* **SOURCE**:
**********

The Cathedral Parish of Saint Paul the First Hermit, also known as the San Pablo Cathedral, is the see of the Bishop of the Roman Catholic Diocese of San Pablo located in San Pablo, Philippines. Its titular is St. Paul the First Hermit and its feast is celebrated every January 15.

History

16th to 18th centuries
Spanish captain Juan de Salcedo first arrived in the upland village of Sampaloc in 1571. The area's name was officially changed to San Pablo de los Montes in 1586, in honor of St. Paul the First Hermit. That same year, San Pablo became an independent parish, and the first church made of wood was constructed under the auspices of Augustinian Father Mateo Mendoza.

From 1618 to 1629, a second church was constructed from stone by Father Hernando Cabrera. In 1680 Father Juan Labo laid the foundations for the current church. This building was started in 1714 and completed in 1721 by Father Francisco Juan de Elorreaga, OSA. The Franciscans later administered the parish of San Pablo (which was then part of the province of Batangas) on April 4, 1794 with Father Andres Cabrera, OFM as parish priest. Father Cabrera added the brick-stone wall and built a stone cemetery in 1796.

**********

* **COLLECTED MATERIAL**:
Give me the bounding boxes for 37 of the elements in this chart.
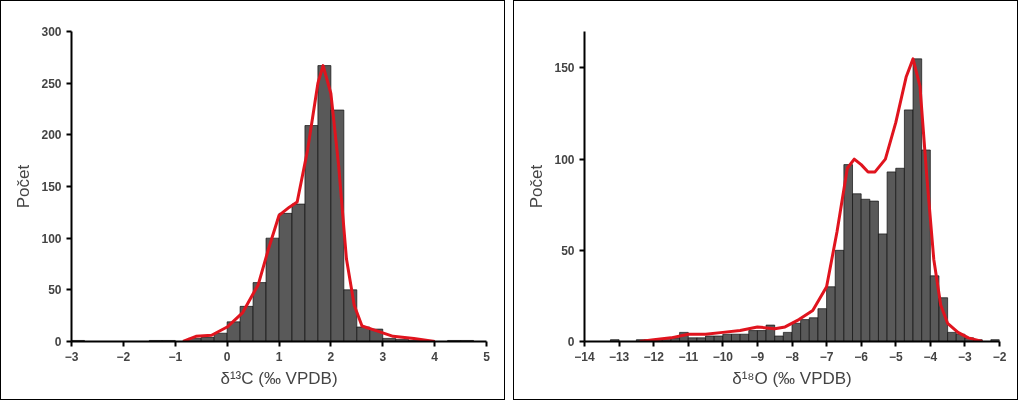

**********

* **REQUIRED TASKS**:
(A) According to the San Pablo Cathedral text, why was the area's name officially changed in 1586?
(B) Output the part of the San Pablo Cathedral text that opens with the words containing "From 1618 to" and closes with "cemetery in 1796.".
The lines have no connection to the San Pablo Cathedral text.

* **SOLUTION LIST**:
(A) In 1586 the area was officially renamed San Pablo de los Montes in honor of St. Paul the First Hermit.

(B)
From 1618 to 1629, a second church was constructed from stone by Father Hernando Cabrera. In 1680 Father Juan Labo laid the foundations for the current church. This building was started in 1714 and completed in 1721 by Father Francisco Juan de Elorreaga, OSA. The Franciscans later administered the parish of San Pablo (which was then part of the province of Batangas) on April 4, 1794 with Father Andres Cabrera, OFM as parish priest. Father Cabrera added the brick-stone wall and built a stone cemetery in 1796.